Pick out each line in these entries that contains the string "structured".
-- start Stored rows --
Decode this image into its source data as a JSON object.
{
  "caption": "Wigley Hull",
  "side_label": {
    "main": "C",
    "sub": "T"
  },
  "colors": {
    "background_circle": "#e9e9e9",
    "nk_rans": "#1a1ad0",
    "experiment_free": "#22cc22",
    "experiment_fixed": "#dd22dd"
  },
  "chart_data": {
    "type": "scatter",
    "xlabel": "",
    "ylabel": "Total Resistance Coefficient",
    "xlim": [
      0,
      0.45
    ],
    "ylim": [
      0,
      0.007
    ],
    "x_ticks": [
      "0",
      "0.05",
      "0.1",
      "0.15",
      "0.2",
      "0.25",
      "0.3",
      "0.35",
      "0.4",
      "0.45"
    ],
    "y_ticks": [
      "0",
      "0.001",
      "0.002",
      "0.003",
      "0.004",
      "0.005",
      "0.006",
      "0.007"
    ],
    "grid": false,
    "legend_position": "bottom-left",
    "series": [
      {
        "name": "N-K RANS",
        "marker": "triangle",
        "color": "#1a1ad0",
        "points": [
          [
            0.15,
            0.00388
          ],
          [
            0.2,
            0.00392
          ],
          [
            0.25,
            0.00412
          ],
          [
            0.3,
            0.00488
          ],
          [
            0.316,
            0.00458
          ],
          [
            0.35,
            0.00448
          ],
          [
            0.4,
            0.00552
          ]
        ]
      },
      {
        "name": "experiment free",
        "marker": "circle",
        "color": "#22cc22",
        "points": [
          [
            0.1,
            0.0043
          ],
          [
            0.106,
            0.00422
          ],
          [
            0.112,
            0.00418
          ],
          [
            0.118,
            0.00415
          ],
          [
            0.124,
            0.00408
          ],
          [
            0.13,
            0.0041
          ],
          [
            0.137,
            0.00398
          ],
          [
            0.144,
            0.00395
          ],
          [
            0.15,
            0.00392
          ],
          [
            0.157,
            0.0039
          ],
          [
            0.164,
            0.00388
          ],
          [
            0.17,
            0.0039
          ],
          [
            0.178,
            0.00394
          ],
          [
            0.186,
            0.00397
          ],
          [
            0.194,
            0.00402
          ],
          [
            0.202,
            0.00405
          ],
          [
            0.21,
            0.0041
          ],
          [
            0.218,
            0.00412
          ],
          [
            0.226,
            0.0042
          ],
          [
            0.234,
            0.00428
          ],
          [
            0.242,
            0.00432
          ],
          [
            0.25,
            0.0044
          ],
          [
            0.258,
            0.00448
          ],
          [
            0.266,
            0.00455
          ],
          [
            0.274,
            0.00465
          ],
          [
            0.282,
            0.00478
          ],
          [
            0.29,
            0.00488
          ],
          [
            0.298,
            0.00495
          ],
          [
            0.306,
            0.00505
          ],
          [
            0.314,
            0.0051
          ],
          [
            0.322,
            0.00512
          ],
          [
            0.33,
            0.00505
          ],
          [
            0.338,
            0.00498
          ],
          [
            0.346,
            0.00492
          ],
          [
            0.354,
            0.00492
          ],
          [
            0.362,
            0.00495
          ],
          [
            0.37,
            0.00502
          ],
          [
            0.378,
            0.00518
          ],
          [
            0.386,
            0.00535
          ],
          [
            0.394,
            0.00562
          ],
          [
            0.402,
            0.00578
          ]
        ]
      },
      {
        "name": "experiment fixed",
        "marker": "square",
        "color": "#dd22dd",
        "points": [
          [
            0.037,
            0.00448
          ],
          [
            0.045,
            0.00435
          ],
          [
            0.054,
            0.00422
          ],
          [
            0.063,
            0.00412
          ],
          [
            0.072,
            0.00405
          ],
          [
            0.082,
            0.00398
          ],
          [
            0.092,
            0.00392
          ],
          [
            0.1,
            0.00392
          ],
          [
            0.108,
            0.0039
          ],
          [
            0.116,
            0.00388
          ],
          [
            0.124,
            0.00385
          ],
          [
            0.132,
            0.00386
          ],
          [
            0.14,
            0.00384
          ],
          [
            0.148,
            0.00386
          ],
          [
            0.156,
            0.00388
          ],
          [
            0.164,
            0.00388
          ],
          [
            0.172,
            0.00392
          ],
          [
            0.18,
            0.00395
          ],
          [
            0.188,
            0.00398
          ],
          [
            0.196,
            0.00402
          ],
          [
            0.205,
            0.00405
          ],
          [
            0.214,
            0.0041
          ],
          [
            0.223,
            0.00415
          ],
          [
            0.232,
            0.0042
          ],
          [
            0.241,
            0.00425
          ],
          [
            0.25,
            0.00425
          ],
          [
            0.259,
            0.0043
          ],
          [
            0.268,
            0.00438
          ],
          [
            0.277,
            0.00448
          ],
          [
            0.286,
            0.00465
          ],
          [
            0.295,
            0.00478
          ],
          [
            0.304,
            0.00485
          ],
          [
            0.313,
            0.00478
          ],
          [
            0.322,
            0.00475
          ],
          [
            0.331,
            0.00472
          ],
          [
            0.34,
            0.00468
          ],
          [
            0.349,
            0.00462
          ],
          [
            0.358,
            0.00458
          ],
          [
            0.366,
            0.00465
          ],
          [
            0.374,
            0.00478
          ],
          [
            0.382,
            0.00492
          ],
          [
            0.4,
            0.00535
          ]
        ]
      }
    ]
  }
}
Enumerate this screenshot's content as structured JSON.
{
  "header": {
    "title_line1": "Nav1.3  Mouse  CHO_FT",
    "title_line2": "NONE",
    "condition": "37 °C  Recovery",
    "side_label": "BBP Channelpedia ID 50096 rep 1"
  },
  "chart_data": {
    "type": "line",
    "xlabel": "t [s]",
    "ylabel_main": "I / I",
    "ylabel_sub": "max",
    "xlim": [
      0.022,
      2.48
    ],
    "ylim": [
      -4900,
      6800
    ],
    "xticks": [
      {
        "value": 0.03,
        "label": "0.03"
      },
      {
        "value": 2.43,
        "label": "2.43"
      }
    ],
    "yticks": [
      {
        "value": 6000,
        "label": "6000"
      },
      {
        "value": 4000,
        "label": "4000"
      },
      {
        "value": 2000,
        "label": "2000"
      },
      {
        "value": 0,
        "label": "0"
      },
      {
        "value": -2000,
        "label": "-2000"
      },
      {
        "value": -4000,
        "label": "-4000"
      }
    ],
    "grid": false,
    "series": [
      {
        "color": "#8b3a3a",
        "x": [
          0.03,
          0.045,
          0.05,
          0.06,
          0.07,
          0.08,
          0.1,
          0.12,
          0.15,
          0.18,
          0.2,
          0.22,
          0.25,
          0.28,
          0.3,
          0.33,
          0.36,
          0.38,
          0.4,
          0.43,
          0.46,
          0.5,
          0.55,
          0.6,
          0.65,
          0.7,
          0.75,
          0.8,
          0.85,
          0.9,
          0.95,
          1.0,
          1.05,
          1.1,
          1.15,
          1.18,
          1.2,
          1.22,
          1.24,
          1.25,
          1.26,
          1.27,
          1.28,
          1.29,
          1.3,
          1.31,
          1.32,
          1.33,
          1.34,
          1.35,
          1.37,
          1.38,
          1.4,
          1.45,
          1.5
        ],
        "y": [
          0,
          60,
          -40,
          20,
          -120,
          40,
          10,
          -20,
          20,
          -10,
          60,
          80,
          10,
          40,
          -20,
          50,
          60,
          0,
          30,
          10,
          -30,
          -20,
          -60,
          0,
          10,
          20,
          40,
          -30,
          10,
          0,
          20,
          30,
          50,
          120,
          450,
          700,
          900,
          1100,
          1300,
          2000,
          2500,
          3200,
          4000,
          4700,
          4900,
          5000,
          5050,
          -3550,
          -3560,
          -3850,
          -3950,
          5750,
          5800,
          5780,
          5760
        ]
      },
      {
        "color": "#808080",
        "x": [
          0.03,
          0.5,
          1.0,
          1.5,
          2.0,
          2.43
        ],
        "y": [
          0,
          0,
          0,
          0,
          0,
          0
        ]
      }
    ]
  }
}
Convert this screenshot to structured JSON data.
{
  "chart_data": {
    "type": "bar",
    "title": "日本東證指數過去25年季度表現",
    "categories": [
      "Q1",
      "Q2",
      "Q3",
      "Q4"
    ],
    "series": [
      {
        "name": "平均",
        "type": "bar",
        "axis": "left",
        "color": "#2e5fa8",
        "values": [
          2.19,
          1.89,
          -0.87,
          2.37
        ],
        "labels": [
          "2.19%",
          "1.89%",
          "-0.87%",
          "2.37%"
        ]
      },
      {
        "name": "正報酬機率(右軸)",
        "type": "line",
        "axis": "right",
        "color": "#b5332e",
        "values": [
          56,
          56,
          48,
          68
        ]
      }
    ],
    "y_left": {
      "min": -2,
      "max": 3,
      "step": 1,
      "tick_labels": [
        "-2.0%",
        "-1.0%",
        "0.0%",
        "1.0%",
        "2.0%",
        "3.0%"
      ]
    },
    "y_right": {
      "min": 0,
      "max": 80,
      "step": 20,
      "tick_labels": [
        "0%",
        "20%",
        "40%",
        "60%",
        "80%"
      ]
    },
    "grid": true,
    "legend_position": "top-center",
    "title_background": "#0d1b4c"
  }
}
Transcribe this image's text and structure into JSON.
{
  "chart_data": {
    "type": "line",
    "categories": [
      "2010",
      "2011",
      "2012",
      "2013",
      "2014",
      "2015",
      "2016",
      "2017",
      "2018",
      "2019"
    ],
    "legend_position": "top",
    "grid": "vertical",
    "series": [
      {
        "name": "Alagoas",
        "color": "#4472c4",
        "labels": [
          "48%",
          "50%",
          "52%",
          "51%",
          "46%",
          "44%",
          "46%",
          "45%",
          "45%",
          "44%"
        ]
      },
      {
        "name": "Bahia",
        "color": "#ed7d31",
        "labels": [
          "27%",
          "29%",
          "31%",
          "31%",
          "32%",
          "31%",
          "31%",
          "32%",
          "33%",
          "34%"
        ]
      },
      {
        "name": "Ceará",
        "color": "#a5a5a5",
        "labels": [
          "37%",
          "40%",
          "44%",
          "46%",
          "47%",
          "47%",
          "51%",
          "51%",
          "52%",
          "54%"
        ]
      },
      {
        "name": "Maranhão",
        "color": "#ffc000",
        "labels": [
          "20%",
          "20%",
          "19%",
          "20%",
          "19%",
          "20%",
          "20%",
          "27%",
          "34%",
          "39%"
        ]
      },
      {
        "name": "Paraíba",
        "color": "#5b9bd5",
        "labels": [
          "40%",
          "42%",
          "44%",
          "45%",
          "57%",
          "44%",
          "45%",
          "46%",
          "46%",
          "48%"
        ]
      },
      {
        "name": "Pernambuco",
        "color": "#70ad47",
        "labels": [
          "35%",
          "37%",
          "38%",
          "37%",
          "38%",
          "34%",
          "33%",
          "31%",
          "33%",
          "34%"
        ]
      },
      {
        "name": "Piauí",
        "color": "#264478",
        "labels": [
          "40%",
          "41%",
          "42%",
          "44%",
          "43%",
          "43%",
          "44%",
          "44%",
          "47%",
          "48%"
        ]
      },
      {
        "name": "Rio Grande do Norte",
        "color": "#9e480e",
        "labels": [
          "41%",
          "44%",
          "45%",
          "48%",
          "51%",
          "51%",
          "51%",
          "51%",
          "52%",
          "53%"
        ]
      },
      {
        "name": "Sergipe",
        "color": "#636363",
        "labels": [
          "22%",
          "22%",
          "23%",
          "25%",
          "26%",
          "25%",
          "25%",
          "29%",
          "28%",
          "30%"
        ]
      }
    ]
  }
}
-- end Stored rows --
*Reply to the task*
Enumerate this screenshot's content as structured JSON.
Convert this screenshot to structured JSON data.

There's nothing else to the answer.